## What needs to be done
Answer these questions from the methods text:
(a) How much of the Renilla reniformis luciferase construct was transfected for internal control?
(b) At what magnification were images of the live cells captured?
(c) The kinase domain of which protein was used in the in vitro protein kinase assay?

## Text
'''

Luciferase Assays. These assays were analyzed using the Dual-Luciferase reporter assay system (Promega). Twelve-well dishes were seeded at approximately 50% confluence and transfected with 50 ng of the appropriate luciferase reporter construct and for internal control of transfection efficiency, 5 ng of Renilla reniformis luciferase under a thymidine kinase promoter (pRL-tk). LipofectAMINE was used for cell transfections according to the manufacturer's instructions. After transfection, cells were incubated for 30 min with the indicated concentrations of SB 505124 (from stock concentrations of 1000×) before addition of TGF-β1, activin, or BMP-2. Cell lysates were harvested the following day as indicated by the manufacturer's protocol. Luminescence was measured by VICTOR2 (PerkinElmer Life and Analytical Sciences, Boston, MA).
Microscopy. FaO cells were plated at a confluence of approximately 70% in the wells of a six-well dish and allowed to attach overnight. Cells were treated with or without SB-505124 for 30 min before being treated with the indicated cytokine for 24 h. Images of the live cells were captured at 100× magnification.
In Vitro Protein Kinase Assay. Kinase assays were performed as described previously (Laping et al., 2002) using the kinase domain of ALK5 and full-length N-terminal fused GST-Smad3.

'''

## Information given
'''

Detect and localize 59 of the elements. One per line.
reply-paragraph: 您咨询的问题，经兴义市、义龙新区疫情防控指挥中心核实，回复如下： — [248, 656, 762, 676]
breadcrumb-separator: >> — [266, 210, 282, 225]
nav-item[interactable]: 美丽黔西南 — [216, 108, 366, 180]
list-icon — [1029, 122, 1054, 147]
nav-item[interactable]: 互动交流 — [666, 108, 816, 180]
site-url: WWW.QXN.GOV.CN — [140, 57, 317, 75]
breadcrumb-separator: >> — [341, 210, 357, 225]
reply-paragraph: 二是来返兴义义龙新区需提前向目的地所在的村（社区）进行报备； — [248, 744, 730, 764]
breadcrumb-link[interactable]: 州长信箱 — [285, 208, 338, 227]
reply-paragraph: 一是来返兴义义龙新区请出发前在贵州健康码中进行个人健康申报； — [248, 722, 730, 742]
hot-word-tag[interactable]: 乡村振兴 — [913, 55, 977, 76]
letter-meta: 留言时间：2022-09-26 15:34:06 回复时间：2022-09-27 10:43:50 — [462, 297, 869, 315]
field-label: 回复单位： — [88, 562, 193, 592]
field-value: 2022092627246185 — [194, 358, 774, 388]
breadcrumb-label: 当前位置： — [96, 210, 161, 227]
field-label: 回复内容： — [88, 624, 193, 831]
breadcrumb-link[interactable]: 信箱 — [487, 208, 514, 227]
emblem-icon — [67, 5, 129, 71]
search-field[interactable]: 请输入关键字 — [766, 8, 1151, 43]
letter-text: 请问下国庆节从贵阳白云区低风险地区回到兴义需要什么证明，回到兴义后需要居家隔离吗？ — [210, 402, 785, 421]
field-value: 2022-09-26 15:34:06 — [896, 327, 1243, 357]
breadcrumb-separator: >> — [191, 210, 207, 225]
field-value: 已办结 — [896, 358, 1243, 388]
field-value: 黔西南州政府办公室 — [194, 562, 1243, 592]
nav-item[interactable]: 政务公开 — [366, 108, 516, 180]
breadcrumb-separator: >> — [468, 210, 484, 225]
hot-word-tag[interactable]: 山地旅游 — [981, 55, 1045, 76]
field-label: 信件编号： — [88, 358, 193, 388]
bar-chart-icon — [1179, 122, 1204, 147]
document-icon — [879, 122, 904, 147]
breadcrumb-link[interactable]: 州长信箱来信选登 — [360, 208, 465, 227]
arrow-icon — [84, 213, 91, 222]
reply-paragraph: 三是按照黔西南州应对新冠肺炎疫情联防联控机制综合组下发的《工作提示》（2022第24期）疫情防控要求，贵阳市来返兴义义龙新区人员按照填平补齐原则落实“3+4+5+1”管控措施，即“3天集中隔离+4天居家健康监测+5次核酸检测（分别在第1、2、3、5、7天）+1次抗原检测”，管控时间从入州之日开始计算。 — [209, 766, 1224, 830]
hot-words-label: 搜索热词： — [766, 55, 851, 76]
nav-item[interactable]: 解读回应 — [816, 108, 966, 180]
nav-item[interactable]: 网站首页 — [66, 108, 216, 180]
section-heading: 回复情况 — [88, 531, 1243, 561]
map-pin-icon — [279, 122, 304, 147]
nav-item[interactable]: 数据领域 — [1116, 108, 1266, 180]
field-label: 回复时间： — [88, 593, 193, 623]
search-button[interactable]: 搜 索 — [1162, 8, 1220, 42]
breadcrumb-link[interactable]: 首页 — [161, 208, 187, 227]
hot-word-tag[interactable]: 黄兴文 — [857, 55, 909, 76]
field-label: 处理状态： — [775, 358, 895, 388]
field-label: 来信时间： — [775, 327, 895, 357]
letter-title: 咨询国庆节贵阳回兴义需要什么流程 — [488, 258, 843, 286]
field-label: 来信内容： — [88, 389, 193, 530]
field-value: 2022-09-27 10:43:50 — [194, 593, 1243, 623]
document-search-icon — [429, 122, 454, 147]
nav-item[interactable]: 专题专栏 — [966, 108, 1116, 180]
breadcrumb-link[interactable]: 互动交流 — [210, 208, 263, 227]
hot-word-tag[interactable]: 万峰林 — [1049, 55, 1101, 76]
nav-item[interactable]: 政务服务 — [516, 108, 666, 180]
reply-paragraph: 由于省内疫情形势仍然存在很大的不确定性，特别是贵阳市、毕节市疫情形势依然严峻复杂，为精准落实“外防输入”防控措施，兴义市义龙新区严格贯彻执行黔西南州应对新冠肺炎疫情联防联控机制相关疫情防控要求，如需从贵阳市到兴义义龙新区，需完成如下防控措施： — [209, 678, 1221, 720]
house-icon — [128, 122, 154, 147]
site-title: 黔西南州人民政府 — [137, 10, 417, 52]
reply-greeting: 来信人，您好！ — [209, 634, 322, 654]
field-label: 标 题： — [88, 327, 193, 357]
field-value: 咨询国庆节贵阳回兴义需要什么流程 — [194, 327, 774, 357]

'''

## Reply
(a) 5 ng
(b) 100×
(c) ALK5